Task details: Count, in the entries below, the lines in which "name" occurs. Give the number, nothing more.

------------------------

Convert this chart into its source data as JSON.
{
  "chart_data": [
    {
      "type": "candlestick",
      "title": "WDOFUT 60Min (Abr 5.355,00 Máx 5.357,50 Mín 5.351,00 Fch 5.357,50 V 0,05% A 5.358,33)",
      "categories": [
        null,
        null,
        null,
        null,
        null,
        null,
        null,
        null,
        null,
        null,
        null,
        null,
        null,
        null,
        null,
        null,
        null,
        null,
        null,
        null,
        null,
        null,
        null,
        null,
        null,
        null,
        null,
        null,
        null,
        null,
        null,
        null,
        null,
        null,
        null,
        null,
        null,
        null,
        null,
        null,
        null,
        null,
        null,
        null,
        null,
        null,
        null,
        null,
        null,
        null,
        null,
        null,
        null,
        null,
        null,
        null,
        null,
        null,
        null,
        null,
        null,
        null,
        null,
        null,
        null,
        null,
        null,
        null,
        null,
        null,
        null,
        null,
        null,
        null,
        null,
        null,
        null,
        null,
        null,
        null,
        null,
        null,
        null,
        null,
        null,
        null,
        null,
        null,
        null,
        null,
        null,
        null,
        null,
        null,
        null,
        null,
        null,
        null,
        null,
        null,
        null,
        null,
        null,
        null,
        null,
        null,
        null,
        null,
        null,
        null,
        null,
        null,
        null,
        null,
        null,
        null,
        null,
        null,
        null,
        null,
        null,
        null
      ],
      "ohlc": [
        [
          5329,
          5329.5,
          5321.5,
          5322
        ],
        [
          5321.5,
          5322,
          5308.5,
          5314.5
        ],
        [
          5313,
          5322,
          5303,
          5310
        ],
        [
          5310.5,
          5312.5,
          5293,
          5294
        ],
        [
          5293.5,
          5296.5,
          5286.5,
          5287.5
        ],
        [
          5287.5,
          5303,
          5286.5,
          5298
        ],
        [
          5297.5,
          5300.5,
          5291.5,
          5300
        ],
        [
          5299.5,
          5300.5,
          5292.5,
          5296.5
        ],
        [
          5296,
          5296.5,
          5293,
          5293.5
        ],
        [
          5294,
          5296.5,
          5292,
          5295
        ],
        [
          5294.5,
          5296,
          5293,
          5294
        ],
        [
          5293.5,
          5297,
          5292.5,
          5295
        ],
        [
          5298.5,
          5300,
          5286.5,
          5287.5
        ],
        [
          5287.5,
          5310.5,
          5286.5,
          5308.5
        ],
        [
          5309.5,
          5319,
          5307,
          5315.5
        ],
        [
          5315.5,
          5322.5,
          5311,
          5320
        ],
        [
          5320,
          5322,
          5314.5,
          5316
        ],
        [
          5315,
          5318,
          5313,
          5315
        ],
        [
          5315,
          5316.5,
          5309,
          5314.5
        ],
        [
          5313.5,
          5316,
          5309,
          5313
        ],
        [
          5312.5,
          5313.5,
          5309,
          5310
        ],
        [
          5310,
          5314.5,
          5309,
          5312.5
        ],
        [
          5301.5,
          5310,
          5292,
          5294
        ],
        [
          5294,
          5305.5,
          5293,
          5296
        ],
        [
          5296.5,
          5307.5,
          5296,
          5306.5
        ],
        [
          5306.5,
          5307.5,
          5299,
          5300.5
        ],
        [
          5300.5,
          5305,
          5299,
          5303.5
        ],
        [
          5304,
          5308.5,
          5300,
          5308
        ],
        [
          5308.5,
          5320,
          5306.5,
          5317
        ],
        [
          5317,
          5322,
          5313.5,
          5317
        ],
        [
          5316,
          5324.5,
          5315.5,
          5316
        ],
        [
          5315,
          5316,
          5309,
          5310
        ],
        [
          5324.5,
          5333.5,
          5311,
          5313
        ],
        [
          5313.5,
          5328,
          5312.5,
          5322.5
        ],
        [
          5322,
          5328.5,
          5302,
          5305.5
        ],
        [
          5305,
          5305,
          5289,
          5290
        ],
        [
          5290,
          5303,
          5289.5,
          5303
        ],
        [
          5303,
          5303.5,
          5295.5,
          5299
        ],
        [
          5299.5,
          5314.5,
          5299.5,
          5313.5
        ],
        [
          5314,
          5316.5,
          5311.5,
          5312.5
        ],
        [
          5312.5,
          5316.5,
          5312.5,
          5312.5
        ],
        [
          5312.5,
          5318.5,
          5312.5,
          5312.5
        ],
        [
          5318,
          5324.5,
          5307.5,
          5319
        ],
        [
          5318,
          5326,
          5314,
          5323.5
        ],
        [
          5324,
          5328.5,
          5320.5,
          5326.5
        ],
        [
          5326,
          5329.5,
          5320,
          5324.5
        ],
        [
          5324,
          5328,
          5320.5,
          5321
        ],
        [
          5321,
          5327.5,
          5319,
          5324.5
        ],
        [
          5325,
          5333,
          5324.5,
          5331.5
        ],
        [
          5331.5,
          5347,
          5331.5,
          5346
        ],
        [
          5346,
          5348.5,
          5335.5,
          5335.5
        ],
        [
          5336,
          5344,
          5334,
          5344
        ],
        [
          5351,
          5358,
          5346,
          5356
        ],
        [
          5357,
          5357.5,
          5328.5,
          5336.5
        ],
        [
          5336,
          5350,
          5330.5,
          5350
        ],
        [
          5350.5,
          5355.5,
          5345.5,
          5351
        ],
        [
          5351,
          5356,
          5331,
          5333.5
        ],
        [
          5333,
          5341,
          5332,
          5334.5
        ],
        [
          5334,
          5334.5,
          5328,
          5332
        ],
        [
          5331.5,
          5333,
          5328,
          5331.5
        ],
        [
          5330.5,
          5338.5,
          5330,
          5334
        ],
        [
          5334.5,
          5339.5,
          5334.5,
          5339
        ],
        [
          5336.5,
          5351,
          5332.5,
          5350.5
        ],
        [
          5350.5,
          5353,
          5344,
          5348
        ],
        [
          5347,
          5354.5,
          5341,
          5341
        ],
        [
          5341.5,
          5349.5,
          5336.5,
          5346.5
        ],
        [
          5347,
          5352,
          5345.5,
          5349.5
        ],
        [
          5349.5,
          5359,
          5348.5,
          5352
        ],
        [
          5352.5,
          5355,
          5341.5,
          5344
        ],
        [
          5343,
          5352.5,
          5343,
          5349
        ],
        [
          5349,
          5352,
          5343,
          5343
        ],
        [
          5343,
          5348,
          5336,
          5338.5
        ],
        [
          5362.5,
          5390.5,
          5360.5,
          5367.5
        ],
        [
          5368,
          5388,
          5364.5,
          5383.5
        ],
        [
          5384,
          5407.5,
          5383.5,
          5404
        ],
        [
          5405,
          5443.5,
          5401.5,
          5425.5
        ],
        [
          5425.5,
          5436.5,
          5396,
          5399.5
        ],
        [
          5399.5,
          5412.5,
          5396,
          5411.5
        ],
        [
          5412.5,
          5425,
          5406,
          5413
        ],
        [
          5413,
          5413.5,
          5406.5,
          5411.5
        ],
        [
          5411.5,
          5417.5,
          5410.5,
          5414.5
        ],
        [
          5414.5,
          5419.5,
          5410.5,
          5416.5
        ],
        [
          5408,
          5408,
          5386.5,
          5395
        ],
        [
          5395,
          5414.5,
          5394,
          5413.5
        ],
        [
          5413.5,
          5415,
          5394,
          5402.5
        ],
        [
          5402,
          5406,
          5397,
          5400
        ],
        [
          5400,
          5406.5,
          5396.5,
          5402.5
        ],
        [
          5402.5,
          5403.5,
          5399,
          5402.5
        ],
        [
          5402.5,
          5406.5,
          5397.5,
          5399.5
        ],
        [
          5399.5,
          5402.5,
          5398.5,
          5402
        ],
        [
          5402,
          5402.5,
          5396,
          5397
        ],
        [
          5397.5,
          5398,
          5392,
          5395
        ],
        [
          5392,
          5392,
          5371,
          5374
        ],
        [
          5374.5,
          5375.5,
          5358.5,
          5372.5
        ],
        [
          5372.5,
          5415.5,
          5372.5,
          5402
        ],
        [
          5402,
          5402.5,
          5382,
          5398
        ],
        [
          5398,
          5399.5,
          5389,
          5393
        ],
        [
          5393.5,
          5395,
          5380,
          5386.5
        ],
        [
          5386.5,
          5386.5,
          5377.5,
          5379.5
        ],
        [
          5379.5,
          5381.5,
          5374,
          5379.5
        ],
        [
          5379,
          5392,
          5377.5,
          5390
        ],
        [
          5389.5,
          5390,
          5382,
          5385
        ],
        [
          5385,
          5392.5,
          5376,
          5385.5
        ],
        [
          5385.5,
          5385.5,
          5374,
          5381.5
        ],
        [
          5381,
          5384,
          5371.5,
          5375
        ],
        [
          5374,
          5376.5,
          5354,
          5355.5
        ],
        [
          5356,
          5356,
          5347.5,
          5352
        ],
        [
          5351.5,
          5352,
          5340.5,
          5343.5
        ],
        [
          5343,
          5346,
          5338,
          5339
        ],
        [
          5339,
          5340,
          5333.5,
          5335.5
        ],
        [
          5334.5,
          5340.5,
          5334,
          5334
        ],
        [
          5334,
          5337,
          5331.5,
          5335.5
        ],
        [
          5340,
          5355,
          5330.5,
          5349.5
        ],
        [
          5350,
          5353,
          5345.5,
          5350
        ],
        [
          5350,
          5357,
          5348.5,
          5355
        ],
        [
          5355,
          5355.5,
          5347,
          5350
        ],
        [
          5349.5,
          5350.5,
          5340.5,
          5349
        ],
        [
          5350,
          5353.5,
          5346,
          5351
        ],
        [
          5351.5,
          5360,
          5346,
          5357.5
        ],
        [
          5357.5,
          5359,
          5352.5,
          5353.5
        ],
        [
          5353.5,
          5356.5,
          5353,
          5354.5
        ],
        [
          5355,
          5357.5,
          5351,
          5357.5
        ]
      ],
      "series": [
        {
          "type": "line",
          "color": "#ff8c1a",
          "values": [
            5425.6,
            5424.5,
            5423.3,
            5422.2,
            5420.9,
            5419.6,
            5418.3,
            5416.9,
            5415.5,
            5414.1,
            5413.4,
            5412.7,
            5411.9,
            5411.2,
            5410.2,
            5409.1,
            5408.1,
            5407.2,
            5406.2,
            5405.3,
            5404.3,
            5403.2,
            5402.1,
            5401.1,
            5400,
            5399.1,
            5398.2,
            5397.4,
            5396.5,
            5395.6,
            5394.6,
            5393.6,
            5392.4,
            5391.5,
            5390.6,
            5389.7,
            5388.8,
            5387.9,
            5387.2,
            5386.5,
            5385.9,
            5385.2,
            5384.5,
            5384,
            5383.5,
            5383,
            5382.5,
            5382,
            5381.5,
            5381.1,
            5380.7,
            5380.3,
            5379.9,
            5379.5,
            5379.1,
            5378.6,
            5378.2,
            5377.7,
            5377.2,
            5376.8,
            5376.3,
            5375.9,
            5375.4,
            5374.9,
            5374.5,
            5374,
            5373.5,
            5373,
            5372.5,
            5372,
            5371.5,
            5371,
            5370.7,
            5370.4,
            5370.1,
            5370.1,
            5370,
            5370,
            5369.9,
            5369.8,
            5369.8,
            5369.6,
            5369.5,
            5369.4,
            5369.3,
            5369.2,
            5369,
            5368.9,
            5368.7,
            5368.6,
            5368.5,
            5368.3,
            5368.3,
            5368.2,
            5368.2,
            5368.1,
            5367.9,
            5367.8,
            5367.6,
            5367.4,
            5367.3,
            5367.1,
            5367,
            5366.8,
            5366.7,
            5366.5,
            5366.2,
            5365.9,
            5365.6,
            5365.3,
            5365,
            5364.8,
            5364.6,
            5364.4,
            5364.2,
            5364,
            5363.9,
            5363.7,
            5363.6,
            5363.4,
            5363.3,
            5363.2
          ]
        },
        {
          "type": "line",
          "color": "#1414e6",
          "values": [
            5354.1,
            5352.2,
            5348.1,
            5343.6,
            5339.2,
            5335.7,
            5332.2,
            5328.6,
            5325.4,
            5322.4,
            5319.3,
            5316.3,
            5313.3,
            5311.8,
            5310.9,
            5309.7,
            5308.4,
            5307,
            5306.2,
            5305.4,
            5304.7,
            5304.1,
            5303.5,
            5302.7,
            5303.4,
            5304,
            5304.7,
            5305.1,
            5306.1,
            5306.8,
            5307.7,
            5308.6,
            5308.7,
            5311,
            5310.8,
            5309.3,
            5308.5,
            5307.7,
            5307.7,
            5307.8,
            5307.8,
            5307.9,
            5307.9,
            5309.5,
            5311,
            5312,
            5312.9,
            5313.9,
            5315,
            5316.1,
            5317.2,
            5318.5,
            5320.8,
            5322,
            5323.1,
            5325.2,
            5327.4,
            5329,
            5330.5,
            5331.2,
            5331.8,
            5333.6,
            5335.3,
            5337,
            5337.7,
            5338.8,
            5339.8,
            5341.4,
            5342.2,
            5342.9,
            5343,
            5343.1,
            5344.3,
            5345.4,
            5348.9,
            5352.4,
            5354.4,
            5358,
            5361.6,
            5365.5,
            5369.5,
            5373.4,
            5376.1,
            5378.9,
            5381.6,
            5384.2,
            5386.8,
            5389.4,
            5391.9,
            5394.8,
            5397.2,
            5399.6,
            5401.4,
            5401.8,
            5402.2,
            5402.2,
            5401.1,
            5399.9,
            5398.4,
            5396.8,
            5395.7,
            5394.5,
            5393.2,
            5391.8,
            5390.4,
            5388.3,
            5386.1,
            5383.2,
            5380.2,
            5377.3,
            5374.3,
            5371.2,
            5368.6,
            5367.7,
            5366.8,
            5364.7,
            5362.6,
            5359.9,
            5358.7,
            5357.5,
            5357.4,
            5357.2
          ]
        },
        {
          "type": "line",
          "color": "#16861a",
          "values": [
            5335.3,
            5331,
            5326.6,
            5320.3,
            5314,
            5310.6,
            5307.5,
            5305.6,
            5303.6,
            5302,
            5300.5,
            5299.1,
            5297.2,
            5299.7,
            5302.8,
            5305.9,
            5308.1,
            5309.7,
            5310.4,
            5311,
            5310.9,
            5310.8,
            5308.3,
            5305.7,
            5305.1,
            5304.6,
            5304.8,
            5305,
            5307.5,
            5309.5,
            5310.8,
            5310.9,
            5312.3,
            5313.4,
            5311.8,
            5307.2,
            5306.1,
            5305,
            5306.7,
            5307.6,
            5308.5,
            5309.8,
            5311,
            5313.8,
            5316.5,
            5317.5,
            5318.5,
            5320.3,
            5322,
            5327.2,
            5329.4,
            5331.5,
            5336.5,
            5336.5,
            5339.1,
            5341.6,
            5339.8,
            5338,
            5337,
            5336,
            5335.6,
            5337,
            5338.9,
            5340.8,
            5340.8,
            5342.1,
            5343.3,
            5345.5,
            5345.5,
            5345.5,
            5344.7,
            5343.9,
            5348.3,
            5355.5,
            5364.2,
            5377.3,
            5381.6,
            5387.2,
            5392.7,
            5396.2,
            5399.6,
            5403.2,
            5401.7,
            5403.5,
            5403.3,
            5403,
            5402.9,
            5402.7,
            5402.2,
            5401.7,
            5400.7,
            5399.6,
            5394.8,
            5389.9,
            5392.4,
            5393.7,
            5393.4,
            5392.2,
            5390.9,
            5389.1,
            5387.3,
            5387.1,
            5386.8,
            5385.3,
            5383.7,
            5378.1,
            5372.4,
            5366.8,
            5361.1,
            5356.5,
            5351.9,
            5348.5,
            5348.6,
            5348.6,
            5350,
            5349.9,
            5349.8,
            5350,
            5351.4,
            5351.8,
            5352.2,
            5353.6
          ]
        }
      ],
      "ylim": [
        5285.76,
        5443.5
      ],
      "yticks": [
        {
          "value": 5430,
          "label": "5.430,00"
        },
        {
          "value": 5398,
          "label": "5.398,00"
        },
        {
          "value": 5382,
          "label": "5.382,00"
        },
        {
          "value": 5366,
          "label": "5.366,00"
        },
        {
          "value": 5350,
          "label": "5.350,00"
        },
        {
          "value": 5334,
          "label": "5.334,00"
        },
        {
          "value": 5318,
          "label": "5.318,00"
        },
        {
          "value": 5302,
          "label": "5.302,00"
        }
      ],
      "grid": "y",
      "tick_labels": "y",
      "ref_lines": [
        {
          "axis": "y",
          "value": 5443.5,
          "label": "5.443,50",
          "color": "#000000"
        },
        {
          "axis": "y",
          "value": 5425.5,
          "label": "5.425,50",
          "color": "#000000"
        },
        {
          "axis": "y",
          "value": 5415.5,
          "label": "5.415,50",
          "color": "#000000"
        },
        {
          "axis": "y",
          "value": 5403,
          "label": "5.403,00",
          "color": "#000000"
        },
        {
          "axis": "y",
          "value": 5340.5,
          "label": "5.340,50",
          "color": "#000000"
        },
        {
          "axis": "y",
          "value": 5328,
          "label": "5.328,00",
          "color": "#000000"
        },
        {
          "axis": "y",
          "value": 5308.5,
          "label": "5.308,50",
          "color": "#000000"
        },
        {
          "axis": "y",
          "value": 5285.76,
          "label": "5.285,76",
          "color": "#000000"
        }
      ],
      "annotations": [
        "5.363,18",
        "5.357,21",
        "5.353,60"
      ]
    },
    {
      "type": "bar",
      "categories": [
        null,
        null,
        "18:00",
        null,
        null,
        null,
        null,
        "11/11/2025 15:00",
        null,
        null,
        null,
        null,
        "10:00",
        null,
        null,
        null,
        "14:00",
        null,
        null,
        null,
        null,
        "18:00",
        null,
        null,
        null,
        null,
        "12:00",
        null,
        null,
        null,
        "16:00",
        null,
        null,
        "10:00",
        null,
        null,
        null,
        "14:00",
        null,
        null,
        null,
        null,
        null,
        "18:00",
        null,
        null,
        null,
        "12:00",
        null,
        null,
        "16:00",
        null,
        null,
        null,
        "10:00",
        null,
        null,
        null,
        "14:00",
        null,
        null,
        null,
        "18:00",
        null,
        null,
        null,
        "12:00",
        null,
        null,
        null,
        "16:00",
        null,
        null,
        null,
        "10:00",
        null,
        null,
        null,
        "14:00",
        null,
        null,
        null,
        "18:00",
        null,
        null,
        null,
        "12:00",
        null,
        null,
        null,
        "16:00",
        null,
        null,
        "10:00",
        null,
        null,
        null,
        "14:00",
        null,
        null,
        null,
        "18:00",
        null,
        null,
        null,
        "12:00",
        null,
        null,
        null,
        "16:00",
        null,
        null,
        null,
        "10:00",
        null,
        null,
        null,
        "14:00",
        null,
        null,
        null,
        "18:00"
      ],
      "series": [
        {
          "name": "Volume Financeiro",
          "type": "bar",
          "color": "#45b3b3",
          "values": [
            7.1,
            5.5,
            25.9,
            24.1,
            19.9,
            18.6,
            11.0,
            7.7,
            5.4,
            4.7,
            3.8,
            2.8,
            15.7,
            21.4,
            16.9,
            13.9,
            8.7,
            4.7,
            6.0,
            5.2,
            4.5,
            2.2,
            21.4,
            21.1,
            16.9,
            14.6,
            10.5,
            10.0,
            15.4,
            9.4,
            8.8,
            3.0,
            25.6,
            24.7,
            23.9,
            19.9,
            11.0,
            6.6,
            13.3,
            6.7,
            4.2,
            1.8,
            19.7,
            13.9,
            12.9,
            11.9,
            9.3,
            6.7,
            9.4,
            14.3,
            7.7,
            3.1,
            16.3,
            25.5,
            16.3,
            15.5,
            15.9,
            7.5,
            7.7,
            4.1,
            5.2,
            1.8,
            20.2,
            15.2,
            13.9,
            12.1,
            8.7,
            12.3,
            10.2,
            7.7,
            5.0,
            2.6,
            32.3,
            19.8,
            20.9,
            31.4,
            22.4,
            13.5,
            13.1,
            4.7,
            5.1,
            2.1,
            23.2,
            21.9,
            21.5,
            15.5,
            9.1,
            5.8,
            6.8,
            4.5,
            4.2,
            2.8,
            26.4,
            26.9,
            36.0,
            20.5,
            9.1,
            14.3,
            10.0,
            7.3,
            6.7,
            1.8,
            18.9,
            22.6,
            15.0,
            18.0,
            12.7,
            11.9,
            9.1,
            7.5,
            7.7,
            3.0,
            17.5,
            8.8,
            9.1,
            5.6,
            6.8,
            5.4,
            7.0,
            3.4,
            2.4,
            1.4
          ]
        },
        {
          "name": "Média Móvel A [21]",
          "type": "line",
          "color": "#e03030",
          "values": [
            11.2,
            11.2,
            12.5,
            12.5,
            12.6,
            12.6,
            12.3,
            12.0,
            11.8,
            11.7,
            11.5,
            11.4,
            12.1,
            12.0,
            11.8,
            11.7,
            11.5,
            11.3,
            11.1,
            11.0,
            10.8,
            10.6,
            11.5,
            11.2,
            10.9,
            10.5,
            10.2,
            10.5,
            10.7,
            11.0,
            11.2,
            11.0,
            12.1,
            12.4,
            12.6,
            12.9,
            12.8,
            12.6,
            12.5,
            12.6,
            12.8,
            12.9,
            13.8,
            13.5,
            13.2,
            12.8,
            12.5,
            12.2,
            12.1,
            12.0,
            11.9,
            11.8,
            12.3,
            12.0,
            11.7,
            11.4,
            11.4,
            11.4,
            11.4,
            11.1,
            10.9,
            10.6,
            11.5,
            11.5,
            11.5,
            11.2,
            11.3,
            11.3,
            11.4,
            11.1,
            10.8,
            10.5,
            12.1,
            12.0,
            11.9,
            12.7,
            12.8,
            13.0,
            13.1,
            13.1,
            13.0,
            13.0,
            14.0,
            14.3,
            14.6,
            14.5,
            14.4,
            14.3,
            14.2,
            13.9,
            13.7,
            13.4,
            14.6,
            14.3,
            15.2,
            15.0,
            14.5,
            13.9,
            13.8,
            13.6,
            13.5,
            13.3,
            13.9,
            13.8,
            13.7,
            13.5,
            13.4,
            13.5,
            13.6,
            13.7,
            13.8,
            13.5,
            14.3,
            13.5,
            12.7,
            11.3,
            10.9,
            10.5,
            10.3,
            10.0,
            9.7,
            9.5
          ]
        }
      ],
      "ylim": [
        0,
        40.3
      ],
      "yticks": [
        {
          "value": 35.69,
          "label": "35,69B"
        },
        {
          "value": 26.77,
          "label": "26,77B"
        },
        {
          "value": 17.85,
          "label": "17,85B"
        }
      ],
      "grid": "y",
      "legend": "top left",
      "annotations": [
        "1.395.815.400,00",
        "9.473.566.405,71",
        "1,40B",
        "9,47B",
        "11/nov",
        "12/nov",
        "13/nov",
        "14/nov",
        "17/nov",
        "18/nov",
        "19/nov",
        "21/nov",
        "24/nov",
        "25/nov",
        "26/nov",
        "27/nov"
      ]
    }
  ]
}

------------------------

Result: 2